### WHAT YOU HAVE TO DO
Word for word, quote all of the material, omitting the pictures.

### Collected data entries
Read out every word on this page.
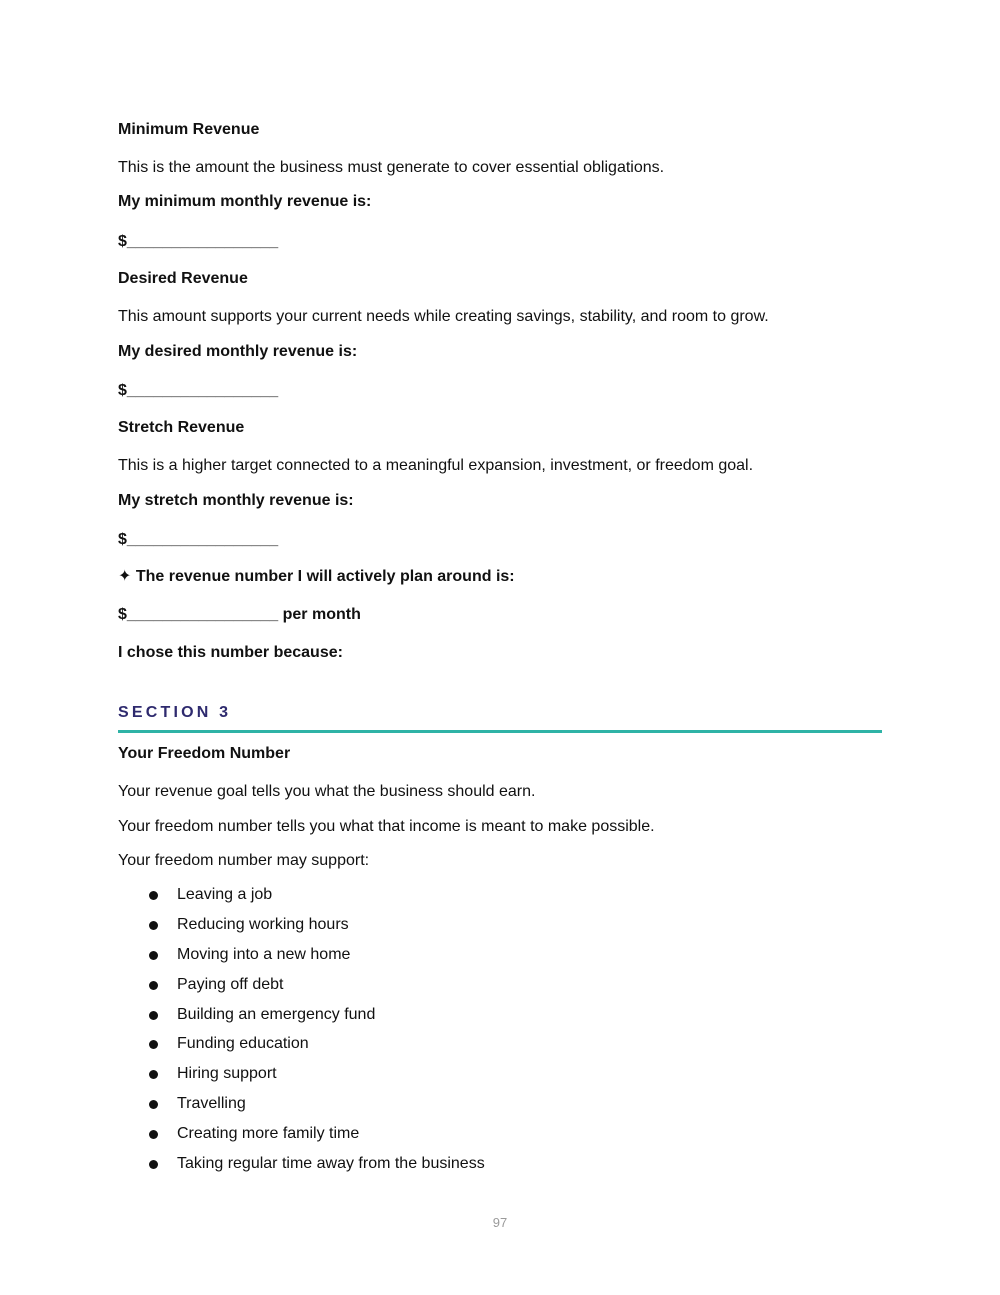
Minimum Revenue
This is the amount the business must generate to cover essential obligations.
My minimum monthly revenue is:
$_________________
Desired Revenue
This amount supports your current needs while creating savings, stability, and room to grow.
My desired monthly revenue is:
$_________________
Stretch Revenue
This is a higher target connected to a meaningful expansion, investment, or freedom goal.
My stretch monthly revenue is:
$_________________
✦ The revenue number I will actively plan around is:
$_________________ per month
I chose this number because:
SECTION 3
Your Freedom Number
Your revenue goal tells you what the business should earn.
Your freedom number tells you what that income is meant to make possible.
Your freedom number may support:
Leaving a job
Reducing working hours
Moving into a new home
Paying off debt
Building an emergency fund
Funding education
Hiring support
Travelling
Creating more family time
Taking regular time away from the business
97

### SOLVED EXERCISE
Read out every word on this page.
Minimum Revenue
This is the amount the business must generate to cover essential obligations.
My minimum monthly revenue is:
$_________________
Desired Revenue
This amount supports your current needs while creating savings, stability, and room to grow.
My desired monthly revenue is:
$_________________
Stretch Revenue
This is a higher target connected to a meaningful expansion, investment, or freedom goal.
My stretch monthly revenue is:
$_________________
✦ The revenue number I will actively plan around is:
$_________________ per month
I chose this number because:
SECTION 3
Your Freedom Number
Your revenue goal tells you what the business should earn.
Your freedom number tells you what that income is meant to make possible.
Your freedom number may support:
Leaving a job
Reducing working hours
Moving into a new home
Paying off debt
Building an emergency fund
Funding education
Hiring support
Travelling
Creating more family time
Taking regular time away from the business
97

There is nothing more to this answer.